>> Start Items

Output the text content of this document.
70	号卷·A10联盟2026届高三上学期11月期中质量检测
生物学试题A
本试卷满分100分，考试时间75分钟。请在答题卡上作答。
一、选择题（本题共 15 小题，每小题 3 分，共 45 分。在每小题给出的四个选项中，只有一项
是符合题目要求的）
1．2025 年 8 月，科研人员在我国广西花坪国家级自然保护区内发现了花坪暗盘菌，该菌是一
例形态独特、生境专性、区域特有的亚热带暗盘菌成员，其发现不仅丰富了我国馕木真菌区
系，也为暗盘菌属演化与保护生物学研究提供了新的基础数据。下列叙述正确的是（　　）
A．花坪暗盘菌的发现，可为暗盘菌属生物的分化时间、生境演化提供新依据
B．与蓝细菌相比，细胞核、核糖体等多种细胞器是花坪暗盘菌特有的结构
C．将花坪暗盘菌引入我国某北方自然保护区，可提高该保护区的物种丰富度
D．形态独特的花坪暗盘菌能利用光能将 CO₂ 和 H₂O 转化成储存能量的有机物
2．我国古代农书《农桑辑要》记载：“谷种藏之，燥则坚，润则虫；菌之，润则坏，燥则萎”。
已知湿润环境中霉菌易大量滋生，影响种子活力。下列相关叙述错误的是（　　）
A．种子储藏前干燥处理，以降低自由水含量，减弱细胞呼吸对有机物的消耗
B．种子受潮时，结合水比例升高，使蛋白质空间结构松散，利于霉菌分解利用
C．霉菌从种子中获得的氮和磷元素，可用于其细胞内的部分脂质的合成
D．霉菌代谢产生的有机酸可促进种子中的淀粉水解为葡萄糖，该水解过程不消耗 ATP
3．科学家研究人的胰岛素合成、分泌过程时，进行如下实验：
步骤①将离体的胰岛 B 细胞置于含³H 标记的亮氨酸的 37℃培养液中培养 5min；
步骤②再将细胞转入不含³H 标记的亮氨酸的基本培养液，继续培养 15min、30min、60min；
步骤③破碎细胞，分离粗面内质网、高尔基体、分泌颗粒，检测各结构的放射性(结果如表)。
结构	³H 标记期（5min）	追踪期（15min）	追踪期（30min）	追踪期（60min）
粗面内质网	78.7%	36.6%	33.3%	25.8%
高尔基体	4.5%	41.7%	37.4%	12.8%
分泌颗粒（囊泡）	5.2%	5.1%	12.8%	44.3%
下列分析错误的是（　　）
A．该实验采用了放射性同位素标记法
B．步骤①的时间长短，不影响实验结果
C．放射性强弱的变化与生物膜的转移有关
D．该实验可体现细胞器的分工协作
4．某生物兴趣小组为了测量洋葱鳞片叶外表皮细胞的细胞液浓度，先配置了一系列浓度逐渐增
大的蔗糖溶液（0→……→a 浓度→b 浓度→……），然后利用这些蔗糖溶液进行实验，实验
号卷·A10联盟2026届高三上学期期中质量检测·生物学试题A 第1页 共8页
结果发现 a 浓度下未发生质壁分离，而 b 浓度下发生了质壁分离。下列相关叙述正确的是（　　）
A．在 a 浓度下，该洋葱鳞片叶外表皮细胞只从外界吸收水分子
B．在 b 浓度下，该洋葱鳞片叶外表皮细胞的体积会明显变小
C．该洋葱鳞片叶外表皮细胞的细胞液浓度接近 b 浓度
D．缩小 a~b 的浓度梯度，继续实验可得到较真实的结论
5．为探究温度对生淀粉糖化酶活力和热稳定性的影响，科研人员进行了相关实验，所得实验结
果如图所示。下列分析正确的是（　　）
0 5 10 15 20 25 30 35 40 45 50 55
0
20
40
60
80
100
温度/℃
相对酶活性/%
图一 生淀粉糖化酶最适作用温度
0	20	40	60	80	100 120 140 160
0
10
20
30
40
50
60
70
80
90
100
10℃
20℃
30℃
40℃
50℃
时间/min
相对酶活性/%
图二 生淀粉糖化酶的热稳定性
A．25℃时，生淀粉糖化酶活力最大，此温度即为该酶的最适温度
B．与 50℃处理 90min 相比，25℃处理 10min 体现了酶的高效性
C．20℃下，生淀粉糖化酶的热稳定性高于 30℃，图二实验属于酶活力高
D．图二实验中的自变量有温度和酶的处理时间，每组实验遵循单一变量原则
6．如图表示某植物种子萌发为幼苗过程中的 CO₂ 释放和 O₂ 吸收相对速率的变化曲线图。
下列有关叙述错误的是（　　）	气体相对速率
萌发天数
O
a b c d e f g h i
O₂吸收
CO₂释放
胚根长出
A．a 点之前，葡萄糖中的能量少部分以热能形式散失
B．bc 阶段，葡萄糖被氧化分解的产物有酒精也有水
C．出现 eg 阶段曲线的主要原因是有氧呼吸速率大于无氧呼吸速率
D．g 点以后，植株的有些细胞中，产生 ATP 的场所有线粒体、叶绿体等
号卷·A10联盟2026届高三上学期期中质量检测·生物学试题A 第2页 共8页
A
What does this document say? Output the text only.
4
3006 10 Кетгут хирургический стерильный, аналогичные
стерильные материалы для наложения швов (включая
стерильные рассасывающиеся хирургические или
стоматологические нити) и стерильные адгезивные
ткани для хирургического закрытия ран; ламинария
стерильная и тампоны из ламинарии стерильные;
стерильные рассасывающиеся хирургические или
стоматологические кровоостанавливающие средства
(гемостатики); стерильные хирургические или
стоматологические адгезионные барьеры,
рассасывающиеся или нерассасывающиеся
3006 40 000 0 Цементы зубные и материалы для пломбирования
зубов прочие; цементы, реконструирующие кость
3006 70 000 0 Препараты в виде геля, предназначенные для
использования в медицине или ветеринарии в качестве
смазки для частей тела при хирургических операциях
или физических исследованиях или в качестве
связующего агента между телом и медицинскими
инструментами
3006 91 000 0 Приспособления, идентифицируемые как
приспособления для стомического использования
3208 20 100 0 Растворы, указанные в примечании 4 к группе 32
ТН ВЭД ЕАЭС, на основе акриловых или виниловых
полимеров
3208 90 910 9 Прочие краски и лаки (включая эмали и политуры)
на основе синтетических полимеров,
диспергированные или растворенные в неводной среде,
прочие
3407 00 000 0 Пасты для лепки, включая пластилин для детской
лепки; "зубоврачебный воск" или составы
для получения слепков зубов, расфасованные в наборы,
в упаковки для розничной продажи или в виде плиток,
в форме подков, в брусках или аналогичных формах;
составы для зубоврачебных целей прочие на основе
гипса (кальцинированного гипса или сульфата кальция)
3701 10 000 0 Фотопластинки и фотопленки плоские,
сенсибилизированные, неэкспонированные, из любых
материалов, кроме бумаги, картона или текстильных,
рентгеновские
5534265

>> End Items

● **Short exercise**
From the data above, show each line that contains "использования".

● **Task answer**
использования в медицине или ветеринарии в качестве
приспособления для стомического использования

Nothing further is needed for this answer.